- _Your objective_: Would you quote the material below in full and unchanged?

- _Provided information_:
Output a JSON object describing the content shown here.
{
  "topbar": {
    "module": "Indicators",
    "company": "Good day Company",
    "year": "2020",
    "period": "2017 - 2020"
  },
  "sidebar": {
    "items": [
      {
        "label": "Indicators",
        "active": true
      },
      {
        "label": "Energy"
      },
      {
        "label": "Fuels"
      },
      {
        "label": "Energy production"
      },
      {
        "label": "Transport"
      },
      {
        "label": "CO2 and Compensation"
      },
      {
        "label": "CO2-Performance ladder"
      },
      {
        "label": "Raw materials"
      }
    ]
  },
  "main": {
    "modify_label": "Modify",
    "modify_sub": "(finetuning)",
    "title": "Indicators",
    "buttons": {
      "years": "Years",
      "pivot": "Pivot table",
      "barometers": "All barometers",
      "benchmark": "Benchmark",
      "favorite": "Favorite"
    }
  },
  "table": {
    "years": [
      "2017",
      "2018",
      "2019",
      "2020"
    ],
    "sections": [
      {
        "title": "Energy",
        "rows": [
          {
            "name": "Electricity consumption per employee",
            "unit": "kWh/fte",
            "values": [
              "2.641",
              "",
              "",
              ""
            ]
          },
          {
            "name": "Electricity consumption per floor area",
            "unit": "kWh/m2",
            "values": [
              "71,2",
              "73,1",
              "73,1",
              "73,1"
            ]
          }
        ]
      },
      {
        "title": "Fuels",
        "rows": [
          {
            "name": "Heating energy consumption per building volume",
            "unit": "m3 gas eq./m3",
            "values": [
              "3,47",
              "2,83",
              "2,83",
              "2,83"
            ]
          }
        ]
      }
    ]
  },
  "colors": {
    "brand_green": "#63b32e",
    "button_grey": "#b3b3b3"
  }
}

- _Right answer_:
Output a JSON object describing the content shown here.
{
  "topbar": {
    "module": "Indicators",
    "company": "Good day Company",
    "year": "2020",
    "period": "2017 - 2020"
  },
  "sidebar": {
    "items": [
      {
        "label": "Indicators",
        "active": true
      },
      {
        "label": "Energy"
      },
      {
        "label": "Fuels"
      },
      {
        "label": "Energy production"
      },
      {
        "label": "Transport"
      },
      {
        "label": "CO2 and Compensation"
      },
      {
        "label": "CO2-Performance ladder"
      },
      {
        "label": "Raw materials"
      }
    ]
  },
  "main": {
    "modify_label": "Modify",
    "modify_sub": "(finetuning)",
    "title": "Indicators",
    "buttons": {
      "years": "Years",
      "pivot": "Pivot table",
      "barometers": "All barometers",
      "benchmark": "Benchmark",
      "favorite": "Favorite"
    }
  },
  "table": {
    "years": [
      "2017",
      "2018",
      "2019",
      "2020"
    ],
    "sections": [
      {
        "title": "Energy",
        "rows": [
          {
            "name": "Electricity consumption per employee",
            "unit": "kWh/fte",
            "values": [
              "2.641",
              "",
              "",
              ""
            ]
          },
          {
            "name": "Electricity consumption per floor area",
            "unit": "kWh/m2",
            "values": [
              "71,2",
              "73,1",
              "73,1",
              "73,1"
            ]
          }
        ]
      },
      {
        "title": "Fuels",
        "rows": [
          {
            "name": "Heating energy consumption per building volume",
            "unit": "m3 gas eq./m3",
            "values": [
              "3,47",
              "2,83",
              "2,83",
              "2,83"
            ]
          }
        ]
      }
    ]
  },
  "colors": {
    "brand_green": "#63b32e",
    "button_grey": "#b3b3b3"
  }
}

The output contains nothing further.